[Start of Material provided]
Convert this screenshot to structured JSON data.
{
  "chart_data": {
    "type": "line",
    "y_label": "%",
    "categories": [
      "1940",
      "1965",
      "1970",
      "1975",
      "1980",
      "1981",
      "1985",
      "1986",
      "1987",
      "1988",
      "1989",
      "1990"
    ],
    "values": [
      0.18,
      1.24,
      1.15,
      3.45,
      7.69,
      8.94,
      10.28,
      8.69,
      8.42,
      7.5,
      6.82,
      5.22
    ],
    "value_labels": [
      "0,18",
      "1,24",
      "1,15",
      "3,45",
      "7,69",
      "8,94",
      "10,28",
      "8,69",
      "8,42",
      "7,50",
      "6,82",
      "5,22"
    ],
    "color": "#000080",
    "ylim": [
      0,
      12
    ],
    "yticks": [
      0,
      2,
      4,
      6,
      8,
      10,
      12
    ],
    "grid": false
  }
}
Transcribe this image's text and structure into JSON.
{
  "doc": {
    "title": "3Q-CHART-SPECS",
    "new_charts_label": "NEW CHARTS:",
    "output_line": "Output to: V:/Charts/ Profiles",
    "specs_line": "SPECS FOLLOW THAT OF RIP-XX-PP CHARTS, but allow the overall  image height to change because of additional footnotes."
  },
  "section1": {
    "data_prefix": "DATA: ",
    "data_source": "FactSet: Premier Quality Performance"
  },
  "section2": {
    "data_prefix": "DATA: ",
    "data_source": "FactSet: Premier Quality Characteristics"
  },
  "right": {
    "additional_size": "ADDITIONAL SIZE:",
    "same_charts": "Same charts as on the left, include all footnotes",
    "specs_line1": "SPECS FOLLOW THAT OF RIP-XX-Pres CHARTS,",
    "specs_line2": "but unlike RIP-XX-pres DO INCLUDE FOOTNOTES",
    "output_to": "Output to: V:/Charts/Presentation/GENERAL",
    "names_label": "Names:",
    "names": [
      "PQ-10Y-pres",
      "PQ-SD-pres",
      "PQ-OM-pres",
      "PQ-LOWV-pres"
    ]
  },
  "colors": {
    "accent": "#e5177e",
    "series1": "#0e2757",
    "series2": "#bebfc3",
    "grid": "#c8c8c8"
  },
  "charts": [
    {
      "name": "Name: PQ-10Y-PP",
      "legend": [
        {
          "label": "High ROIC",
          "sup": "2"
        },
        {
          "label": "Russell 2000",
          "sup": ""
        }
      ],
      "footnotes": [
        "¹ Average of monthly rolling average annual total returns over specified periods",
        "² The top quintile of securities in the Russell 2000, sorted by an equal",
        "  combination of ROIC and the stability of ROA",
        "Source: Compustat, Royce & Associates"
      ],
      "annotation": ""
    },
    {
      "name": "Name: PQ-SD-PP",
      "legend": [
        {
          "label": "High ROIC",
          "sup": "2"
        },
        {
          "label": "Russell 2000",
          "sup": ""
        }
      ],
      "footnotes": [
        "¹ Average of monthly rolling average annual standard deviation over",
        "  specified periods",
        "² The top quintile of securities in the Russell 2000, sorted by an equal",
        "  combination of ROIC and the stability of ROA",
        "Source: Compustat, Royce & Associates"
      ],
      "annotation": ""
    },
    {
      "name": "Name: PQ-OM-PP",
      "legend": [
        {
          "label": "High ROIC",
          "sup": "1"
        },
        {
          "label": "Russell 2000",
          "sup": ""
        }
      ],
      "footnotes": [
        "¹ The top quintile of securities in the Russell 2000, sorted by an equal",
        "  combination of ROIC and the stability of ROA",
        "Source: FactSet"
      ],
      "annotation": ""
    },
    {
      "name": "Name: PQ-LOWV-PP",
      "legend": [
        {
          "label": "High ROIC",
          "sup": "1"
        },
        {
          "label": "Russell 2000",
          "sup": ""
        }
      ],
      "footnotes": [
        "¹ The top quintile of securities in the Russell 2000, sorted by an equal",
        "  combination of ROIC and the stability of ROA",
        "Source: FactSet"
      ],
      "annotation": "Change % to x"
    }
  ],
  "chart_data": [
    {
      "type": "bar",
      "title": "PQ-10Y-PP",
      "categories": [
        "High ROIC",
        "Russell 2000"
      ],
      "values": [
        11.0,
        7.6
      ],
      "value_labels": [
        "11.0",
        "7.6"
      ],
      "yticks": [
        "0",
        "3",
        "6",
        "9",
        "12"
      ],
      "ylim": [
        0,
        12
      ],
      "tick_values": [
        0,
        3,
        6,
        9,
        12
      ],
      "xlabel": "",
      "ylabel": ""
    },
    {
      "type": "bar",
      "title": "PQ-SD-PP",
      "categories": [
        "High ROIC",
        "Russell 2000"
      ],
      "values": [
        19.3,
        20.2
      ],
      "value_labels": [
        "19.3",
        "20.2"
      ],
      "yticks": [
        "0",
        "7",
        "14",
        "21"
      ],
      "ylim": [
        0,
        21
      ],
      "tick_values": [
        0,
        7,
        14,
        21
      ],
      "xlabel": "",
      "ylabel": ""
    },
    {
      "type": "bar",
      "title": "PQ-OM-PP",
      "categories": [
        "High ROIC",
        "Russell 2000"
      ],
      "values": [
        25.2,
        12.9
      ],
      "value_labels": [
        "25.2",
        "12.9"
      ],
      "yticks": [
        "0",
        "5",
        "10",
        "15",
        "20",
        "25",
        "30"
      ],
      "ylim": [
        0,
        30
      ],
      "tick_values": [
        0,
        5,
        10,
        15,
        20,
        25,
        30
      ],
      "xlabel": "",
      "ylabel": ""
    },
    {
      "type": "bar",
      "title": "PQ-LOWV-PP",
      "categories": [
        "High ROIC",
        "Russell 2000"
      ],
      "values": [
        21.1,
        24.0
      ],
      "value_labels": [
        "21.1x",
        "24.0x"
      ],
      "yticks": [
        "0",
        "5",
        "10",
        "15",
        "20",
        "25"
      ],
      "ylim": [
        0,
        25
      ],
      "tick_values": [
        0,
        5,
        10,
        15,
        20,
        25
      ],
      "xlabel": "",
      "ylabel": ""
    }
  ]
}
[End of Material provided]
▸ **Stated goal**: Work through the records line by line and tally those holding "image". Reply with the number alone.

▸ **Problem solution**: 2